***** INPUT FOR THIS TASK

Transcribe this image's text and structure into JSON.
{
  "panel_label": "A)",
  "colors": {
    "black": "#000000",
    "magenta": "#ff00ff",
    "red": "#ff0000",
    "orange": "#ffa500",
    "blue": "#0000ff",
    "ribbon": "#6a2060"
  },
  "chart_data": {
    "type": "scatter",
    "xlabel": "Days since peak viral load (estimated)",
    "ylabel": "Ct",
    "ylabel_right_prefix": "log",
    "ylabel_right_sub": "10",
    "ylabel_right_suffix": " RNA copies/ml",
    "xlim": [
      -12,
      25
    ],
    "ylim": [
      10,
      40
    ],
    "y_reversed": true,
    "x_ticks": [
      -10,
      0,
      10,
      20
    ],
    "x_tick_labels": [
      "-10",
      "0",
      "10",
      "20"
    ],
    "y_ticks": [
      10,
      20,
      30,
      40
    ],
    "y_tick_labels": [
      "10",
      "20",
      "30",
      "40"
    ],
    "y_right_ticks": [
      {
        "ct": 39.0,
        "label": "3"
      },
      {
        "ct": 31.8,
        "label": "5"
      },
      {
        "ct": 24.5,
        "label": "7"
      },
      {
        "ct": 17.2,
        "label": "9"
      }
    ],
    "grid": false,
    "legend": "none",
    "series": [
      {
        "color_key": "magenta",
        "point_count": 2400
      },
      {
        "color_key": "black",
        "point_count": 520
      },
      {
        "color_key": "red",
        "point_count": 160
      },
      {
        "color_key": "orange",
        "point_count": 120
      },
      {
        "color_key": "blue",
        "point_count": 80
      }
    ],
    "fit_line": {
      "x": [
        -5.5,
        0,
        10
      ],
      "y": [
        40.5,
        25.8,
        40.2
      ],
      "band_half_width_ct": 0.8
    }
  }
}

**********

• PROMPT
Write all the data out again, exactly.

• SOLUTION FOR THIS EXERCISE
Transcribe this image's text and structure into JSON.
{
  "panel_label": "A)",
  "colors": {
    "black": "#000000",
    "magenta": "#ff00ff",
    "red": "#ff0000",
    "orange": "#ffa500",
    "blue": "#0000ff",
    "ribbon": "#6a2060"
  },
  "chart_data": {
    "type": "scatter",
    "xlabel": "Days since peak viral load (estimated)",
    "ylabel": "Ct",
    "ylabel_right_prefix": "log",
    "ylabel_right_sub": "10",
    "ylabel_right_suffix": " RNA copies/ml",
    "xlim": [
      -12,
      25
    ],
    "ylim": [
      10,
      40
    ],
    "y_reversed": true,
    "x_ticks": [
      -10,
      0,
      10,
      20
    ],
    "x_tick_labels": [
      "-10",
      "0",
      "10",
      "20"
    ],
    "y_ticks": [
      10,
      20,
      30,
      40
    ],
    "y_tick_labels": [
      "10",
      "20",
      "30",
      "40"
    ],
    "y_right_ticks": [
      {
        "ct": 39.0,
        "label": "3"
      },
      {
        "ct": 31.8,
        "label": "5"
      },
      {
        "ct": 24.5,
        "label": "7"
      },
      {
        "ct": 17.2,
        "label": "9"
      }
    ],
    "grid": false,
    "legend": "none",
    "series": [
      {
        "color_key": "magenta",
        "point_count": 2400
      },
      {
        "color_key": "black",
        "point_count": 520
      },
      {
        "color_key": "red",
        "point_count": 160
      },
      {
        "color_key": "orange",
        "point_count": 120
      },
      {
        "color_key": "blue",
        "point_count": 80
      }
    ],
    "fit_line": {
      "x": [
        -5.5,
        0,
        10
      ],
      "y": [
        40.5,
        25.8,
        40.2
      ],
      "band_half_width_ct": 0.8
    }
  }
}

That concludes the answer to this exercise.